#### Entries ####
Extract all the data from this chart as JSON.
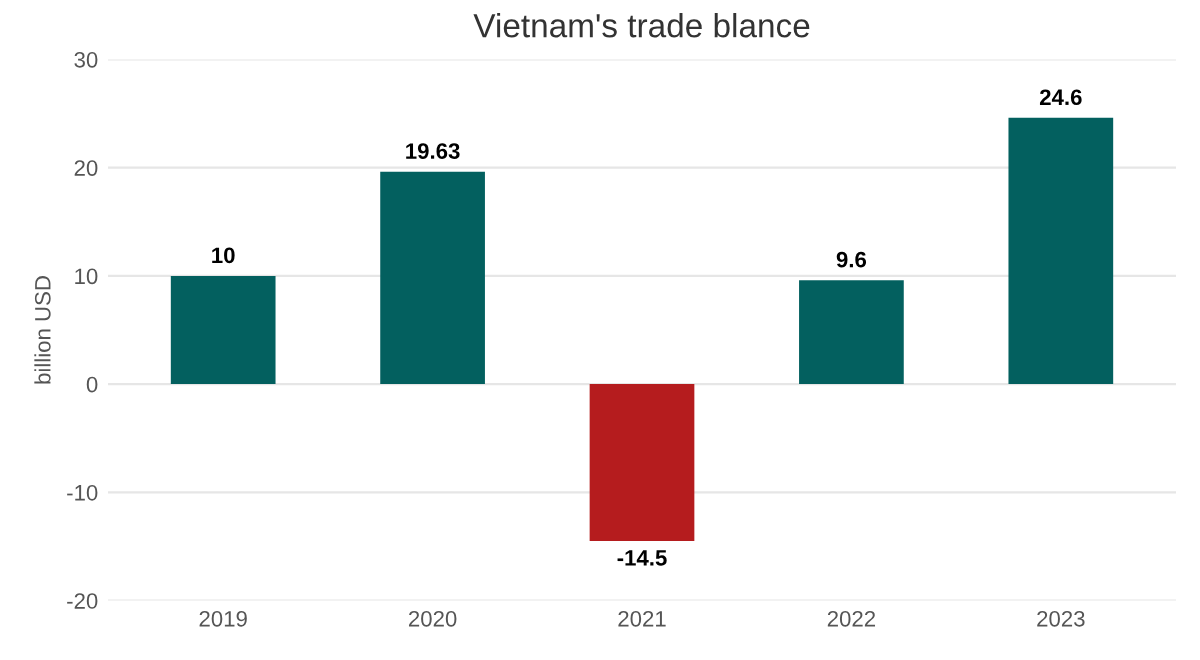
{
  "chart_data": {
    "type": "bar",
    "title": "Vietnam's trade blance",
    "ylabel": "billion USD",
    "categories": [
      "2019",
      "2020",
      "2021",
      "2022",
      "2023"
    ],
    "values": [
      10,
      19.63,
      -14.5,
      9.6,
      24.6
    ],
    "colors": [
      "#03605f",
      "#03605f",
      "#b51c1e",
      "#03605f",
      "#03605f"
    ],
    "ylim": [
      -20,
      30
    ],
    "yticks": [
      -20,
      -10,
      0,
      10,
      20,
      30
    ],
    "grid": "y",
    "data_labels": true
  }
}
####
#### Entries ####
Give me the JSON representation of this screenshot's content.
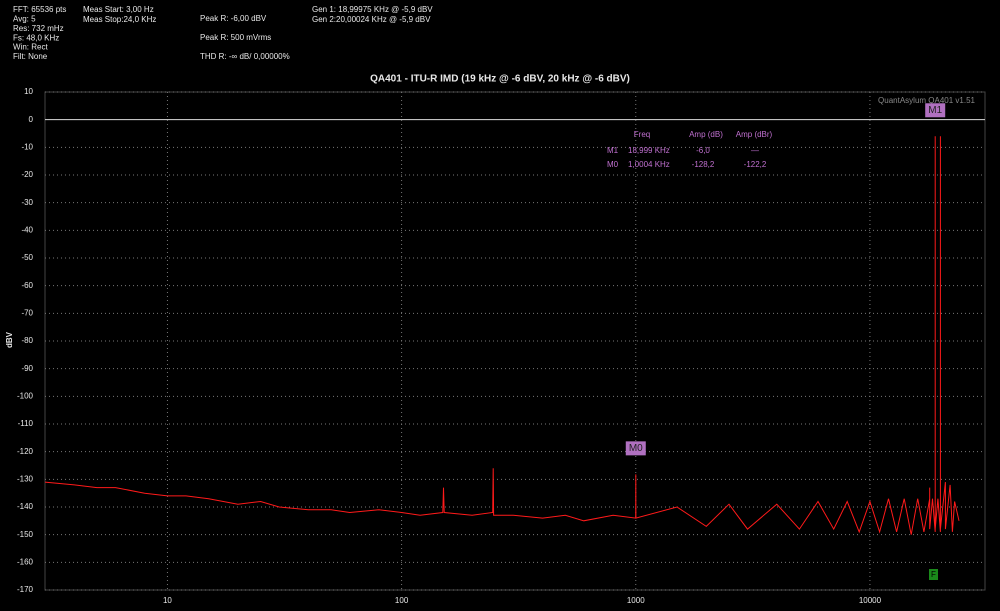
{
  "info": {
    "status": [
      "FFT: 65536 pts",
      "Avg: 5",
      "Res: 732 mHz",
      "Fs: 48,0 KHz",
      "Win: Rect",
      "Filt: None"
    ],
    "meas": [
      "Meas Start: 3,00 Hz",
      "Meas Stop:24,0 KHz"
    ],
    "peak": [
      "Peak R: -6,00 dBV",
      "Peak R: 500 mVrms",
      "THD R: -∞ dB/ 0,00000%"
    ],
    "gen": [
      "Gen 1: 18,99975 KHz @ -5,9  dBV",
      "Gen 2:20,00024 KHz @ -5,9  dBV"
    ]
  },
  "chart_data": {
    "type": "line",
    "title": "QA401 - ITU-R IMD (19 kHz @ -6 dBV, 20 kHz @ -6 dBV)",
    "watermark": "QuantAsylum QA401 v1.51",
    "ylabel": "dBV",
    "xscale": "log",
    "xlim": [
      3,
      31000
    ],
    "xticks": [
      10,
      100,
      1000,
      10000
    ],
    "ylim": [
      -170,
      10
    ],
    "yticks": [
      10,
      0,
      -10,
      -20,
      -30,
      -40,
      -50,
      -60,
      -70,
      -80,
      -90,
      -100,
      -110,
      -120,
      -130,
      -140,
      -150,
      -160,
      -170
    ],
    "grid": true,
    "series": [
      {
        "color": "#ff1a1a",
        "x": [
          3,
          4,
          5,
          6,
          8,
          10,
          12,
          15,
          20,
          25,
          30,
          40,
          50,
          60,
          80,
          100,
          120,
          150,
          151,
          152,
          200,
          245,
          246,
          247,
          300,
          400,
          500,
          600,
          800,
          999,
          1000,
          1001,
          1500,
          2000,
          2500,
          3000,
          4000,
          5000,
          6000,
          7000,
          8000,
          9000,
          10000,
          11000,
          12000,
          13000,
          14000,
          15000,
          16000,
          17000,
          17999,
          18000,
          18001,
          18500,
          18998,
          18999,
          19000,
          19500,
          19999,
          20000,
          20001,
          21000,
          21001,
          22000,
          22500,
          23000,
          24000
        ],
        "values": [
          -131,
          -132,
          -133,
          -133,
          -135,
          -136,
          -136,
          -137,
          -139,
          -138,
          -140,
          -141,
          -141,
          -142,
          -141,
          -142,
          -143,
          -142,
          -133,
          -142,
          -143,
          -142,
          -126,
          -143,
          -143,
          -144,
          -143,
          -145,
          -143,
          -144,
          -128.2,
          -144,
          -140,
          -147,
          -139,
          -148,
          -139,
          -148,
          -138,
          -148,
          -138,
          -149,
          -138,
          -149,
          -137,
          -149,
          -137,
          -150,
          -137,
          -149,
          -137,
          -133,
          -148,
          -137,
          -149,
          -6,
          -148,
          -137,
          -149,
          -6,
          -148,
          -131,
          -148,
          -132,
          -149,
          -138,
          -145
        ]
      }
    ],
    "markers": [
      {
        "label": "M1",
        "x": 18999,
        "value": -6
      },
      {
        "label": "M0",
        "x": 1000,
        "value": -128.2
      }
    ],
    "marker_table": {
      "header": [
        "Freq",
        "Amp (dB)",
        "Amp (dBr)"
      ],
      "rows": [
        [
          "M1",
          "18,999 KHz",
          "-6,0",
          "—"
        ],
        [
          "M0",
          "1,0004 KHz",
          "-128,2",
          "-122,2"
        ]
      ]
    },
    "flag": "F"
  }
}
####
#### Entries ####
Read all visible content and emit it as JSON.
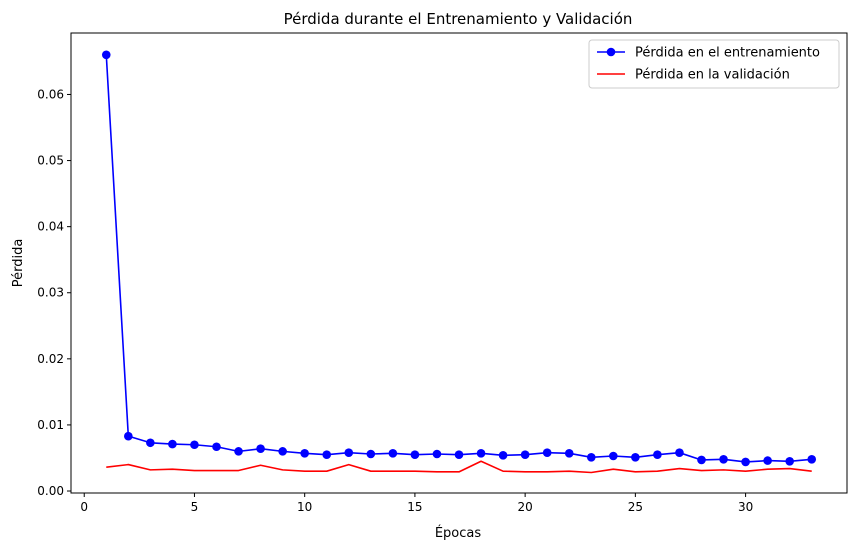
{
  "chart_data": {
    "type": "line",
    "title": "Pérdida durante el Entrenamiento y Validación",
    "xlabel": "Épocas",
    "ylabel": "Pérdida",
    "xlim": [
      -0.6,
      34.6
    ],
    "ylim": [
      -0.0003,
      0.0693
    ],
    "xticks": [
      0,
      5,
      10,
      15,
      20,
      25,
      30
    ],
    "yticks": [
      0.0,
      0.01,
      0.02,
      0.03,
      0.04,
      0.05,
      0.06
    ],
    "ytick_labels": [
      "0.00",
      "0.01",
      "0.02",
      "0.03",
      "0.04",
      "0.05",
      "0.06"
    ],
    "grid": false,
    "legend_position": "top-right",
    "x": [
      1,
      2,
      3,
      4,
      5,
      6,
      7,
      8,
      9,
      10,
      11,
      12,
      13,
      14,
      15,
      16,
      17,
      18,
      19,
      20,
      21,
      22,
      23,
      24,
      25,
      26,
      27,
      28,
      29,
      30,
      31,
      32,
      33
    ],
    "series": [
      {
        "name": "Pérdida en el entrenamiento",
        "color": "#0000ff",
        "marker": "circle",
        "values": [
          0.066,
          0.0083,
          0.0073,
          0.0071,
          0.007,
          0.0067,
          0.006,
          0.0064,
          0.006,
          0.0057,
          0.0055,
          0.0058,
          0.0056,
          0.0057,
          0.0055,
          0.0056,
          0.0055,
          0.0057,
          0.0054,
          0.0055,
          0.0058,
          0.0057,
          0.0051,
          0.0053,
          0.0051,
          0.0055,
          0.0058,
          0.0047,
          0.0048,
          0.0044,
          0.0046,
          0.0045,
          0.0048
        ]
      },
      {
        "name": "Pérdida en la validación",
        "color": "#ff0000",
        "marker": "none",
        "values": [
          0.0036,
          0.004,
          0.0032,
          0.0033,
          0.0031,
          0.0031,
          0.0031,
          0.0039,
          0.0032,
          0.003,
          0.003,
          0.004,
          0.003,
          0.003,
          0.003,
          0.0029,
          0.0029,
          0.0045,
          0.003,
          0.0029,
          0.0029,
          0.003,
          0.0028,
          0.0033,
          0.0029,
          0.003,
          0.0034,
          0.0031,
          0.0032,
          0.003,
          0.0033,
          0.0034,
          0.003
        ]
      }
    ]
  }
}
####
▶ **Exercise goal**
Find how many lines of the material carry the string "this". Only the number should be in the answer.

▶ **Solution to the exercise**
2